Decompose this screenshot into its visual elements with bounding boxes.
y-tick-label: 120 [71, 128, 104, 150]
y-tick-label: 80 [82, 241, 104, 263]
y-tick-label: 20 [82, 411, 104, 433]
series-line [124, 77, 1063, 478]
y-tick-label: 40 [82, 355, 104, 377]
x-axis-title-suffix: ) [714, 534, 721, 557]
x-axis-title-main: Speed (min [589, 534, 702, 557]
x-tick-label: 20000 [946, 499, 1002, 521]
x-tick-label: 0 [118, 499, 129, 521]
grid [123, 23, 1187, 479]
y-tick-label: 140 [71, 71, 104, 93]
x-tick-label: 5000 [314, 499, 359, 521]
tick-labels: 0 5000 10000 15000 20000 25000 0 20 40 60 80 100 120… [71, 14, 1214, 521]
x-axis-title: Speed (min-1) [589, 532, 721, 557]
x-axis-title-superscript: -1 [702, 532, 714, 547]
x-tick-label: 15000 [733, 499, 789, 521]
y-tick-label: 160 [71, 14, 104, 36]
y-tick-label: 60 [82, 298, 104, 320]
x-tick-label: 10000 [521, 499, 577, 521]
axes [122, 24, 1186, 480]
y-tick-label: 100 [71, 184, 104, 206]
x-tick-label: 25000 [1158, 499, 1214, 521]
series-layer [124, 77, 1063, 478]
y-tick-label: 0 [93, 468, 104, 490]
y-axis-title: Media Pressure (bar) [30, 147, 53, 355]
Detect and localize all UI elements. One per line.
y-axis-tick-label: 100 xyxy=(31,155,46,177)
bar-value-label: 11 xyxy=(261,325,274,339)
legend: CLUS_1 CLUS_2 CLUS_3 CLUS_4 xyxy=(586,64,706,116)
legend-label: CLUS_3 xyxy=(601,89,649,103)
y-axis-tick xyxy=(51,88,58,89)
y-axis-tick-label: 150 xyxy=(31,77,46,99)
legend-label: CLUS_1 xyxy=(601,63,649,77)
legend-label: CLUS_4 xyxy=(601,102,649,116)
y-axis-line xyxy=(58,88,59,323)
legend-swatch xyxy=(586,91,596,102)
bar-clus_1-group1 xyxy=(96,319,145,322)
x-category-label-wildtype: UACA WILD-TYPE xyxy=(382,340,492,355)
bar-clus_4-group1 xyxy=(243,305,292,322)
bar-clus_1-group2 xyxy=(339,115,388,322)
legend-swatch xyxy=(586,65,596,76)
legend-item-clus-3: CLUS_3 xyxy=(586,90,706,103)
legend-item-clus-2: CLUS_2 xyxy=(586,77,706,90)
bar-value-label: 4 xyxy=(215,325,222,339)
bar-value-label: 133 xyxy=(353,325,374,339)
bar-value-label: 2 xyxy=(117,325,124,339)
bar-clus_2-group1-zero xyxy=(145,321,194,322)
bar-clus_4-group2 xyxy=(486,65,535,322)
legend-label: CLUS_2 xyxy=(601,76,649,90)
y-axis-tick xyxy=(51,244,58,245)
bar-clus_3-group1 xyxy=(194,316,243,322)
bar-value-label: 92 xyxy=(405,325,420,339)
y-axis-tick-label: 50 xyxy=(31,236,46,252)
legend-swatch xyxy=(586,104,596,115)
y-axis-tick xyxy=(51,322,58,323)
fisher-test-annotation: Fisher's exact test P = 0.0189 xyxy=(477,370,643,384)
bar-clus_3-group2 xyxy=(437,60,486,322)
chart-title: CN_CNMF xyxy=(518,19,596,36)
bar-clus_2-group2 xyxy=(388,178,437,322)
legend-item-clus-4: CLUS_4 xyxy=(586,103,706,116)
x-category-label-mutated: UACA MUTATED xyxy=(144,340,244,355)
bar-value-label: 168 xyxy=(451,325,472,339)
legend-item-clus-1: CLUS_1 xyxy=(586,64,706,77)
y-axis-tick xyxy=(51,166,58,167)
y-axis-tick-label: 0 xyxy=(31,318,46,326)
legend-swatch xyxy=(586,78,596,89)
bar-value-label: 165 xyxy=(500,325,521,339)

________

[Direction]: Convert the records, from their first line through the line that contains "x-axis-title: Speed (min-1)", into a Markdown table with the columns Row and Line. Number each line in the Row column and omit any blank lines.

[Exercise answer]:
| Row | Line |
|---|---|
| 1 | Decompose this screenshot into its visual elements with bounding boxes. |
| 2 | y-tick-label: 120 [71, 128, 104, 150] |
| 3 | y-tick-label: 80 [82, 241, 104, 263] |
| 4 | y-tick-label: 20 [82, 411, 104, 433] |
| 5 | series-line [124, 77, 1063, 478] |
| 6 | y-tick-label: 40 [82, 355, 104, 377] |
| 7 | x-axis-title-suffix: ) [714, 534, 721, 557] |
| 8 | x-axis-title-main: Speed (min [589, 534, 702, 557] |
| 9 | x-tick-label: 20000 [946, 499, 1002, 521] |
| 10 | x-tick-label: 0 [118, 499, 129, 521] |
| 11 | grid [123, 23, 1187, 479] |
| 12 | y-tick-label: 140 [71, 71, 104, 93] |
| 13 | x-tick-label: 5000 [314, 499, 359, 521] |
| 14 | tick-labels: 0 5000 10000 15000 20000 25000 0 20 40 60 80 100 120… [71, 14, 1214, 521] |
| 15 | x-axis-title: Speed (min-1) [589, 532, 721, 557] |